Scan the entries below. List each line with "鸟的天堂".

RECORDS FOR THE EXERCISE:
+ + + + + + +
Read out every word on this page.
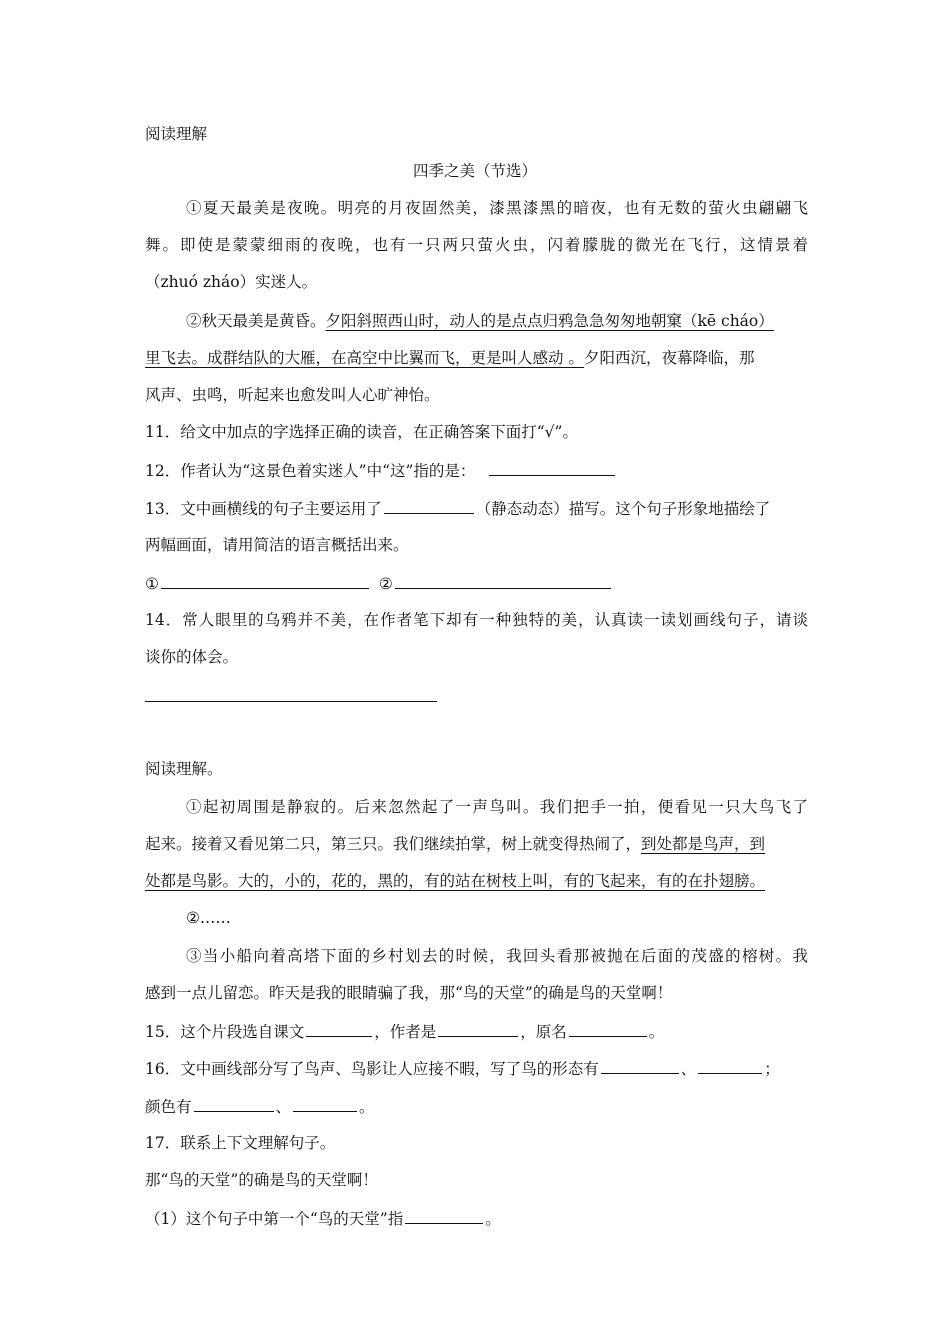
阅读理解
四季之美（节选）
①夏天最美是夜晚。明亮的月夜固然美，漆黑漆黑的暗夜，也有无数的萤火虫翩翩飞
舞。即使是蒙蒙细雨的夜晚，也有一只两只萤火虫，闪着朦胧的微光在飞行，这情景着
（zhuó zháo）实迷人。
②秋天最美是黄昏。夕阳斜照西山时，动人的是点点归鸦急急匆匆地朝窠（kē cháo）
里飞去。成群结队的大雁，在高空中比翼而飞，更是叫人感动 。夕阳西沉，夜幕降临，那
风声、虫鸣，听起来也愈发叫人心旷神怡。
11．给文中加点的字选择正确的读音，在正确答案下面打“√”。
12．作者认为“这景色着实迷人”中“这”指的是：
13．文中画横线的句子主要运用了	（静态动态）描写。这个句子形象地描绘了
两幅画面，请用简洁的语言概括出来。
①	②
14．常人眼里的乌鸦并不美，在作者笔下却有一种独特的美，认真读一读划画线句子，请谈
谈你的体会。
阅读理解。
①起初周围是静寂的。后来忽然起了一声鸟叫。我们把手一拍，便看见一只大鸟飞了
起来。接着又看见第二只，第三只。我们继续拍掌，树上就变得热闹了，到处都是鸟声，到
处都是鸟影。大的，小的，花的，黑的，有的站在树枝上叫，有的飞起来，有的在扑翅膀。
②……
③当小船向着高塔下面的乡村划去的时候，我回头看那被抛在后面的茂盛的榕树。我
感到一点儿留恋。昨天是我的眼睛骗了我，那“鸟的天堂”的确是鸟的天堂啊！
15．这个片段选自课文	，作者是	，原名	。
16．文中画线部分写了鸟声、鸟影让人应接不暇，写了鸟的形态有	、	；
颜色有	、	。
17．联系上下文理解句子。
那“鸟的天堂”的确是鸟的天堂啊！
（1）这个句子中第一个“鸟的天堂”指	。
+ + + + + + +
FINAL RESULT:
感到一点儿留恋。昨天是我的眼睛骗了我，那“鸟的天堂”的确是鸟的天堂啊！
那“鸟的天堂”的确是鸟的天堂啊！
（1）这个句子中第一个“鸟的天堂”指	。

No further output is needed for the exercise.